* start *

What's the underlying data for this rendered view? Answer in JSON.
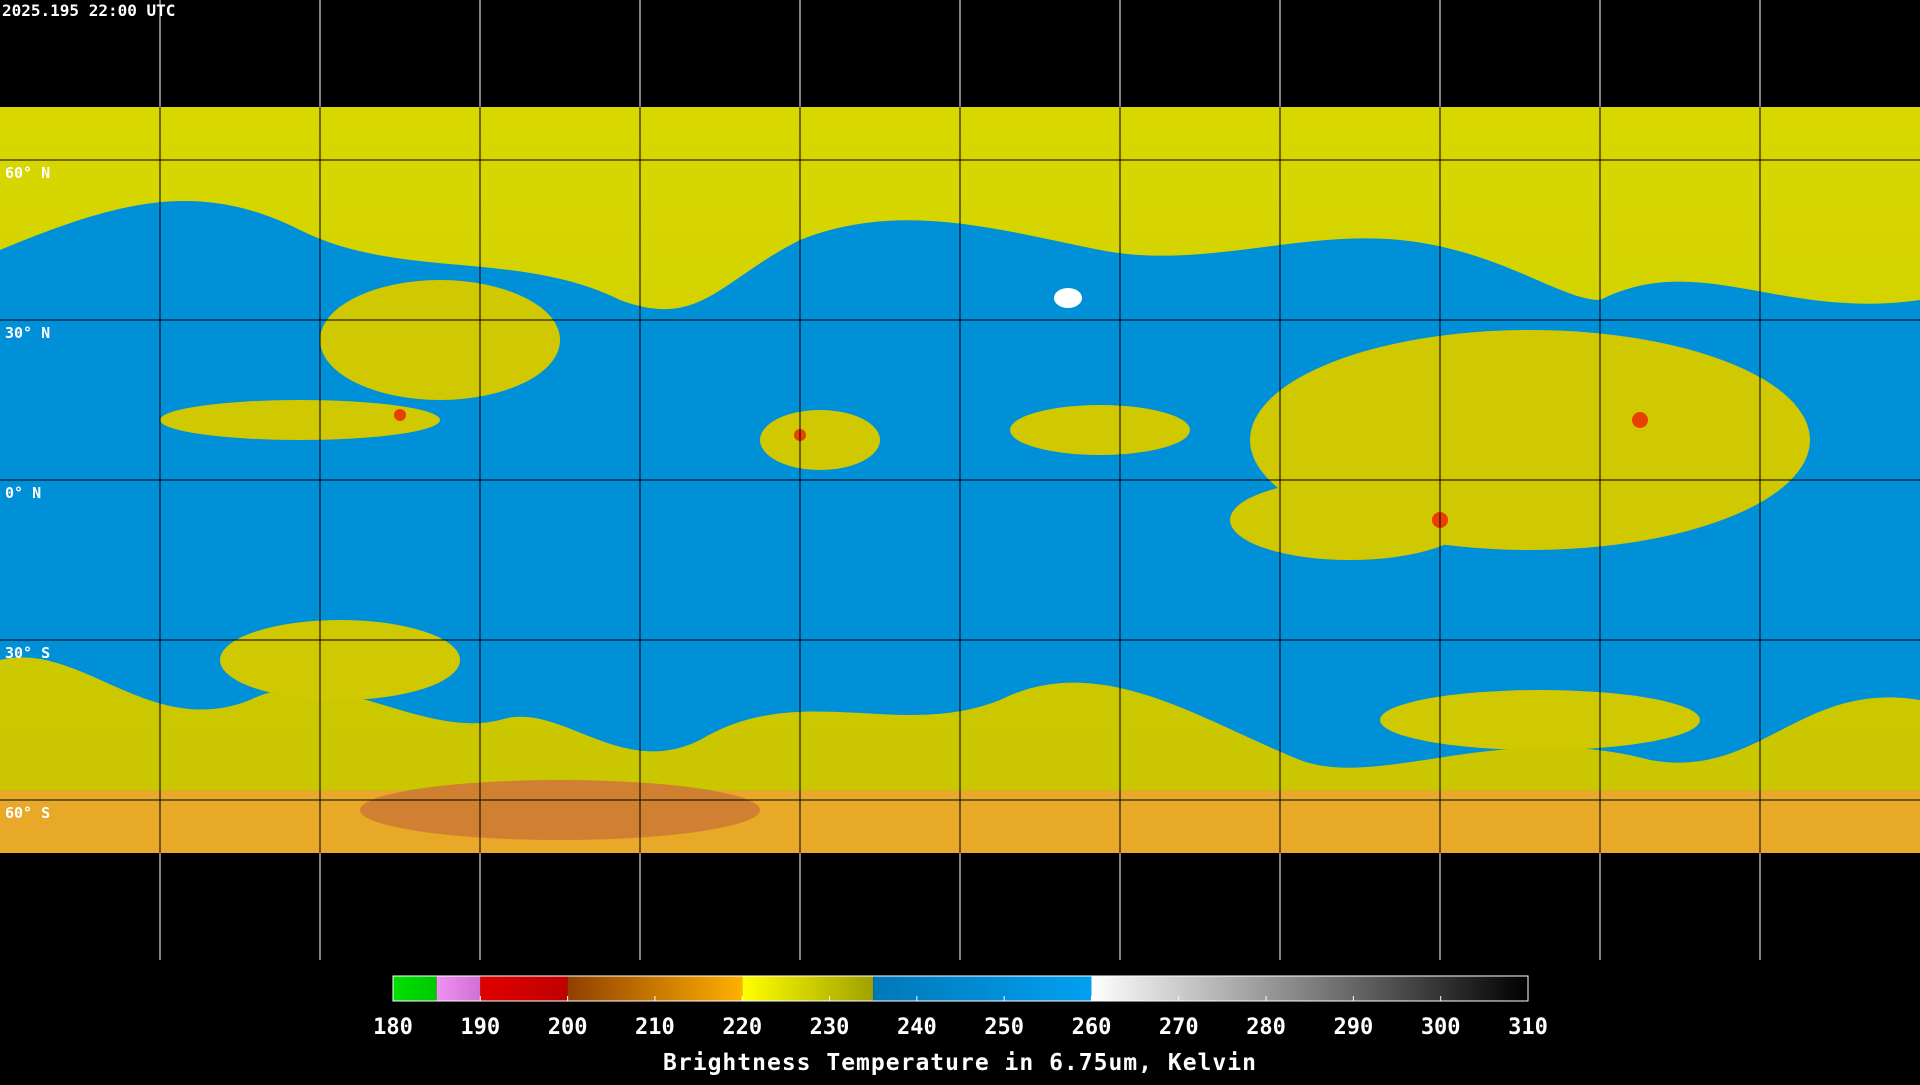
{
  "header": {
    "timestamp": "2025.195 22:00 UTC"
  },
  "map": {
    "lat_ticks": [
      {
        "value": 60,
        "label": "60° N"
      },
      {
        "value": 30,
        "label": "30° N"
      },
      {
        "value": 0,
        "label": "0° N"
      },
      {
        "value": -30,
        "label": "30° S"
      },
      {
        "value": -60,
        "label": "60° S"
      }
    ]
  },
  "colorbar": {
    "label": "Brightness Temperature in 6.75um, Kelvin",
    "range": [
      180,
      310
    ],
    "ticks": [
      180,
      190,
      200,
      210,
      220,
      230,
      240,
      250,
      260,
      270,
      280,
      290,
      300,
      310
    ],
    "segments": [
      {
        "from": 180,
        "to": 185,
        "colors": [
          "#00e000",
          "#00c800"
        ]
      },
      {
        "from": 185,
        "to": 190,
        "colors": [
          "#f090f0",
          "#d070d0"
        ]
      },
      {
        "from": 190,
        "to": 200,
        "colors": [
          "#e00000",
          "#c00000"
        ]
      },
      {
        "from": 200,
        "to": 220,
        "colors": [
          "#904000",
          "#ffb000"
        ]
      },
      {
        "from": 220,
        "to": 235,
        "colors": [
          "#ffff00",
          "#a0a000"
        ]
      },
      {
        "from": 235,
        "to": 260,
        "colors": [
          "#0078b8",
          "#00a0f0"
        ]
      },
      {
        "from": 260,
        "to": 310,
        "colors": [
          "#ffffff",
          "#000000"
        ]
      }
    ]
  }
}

* end *

→ Problem details
Retype the entries word for word. Omit any images.

→ Response to the exercise
What's the underlying data for this rendered view? Answer in JSON.
{
  "header": {
    "timestamp": "2025.195 22:00 UTC"
  },
  "map": {
    "lat_ticks": [
      {
        "value": 60,
        "label": "60° N"
      },
      {
        "value": 30,
        "label": "30° N"
      },
      {
        "value": 0,
        "label": "0° N"
      },
      {
        "value": -30,
        "label": "30° S"
      },
      {
        "value": -60,
        "label": "60° S"
      }
    ]
  },
  "colorbar": {
    "label": "Brightness Temperature in 6.75um, Kelvin",
    "range": [
      180,
      310
    ],
    "ticks": [
      180,
      190,
      200,
      210,
      220,
      230,
      240,
      250,
      260,
      270,
      280,
      290,
      300,
      310
    ],
    "segments": [
      {
        "from": 180,
        "to": 185,
        "colors": [
          "#00e000",
          "#00c800"
        ]
      },
      {
        "from": 185,
        "to": 190,
        "colors": [
          "#f090f0",
          "#d070d0"
        ]
      },
      {
        "from": 190,
        "to": 200,
        "colors": [
          "#e00000",
          "#c00000"
        ]
      },
      {
        "from": 200,
        "to": 220,
        "colors": [
          "#904000",
          "#ffb000"
        ]
      },
      {
        "from": 220,
        "to": 235,
        "colors": [
          "#ffff00",
          "#a0a000"
        ]
      },
      {
        "from": 235,
        "to": 260,
        "colors": [
          "#0078b8",
          "#00a0f0"
        ]
      },
      {
        "from": 260,
        "to": 310,
        "colors": [
          "#ffffff",
          "#000000"
        ]
      }
    ]
  }
}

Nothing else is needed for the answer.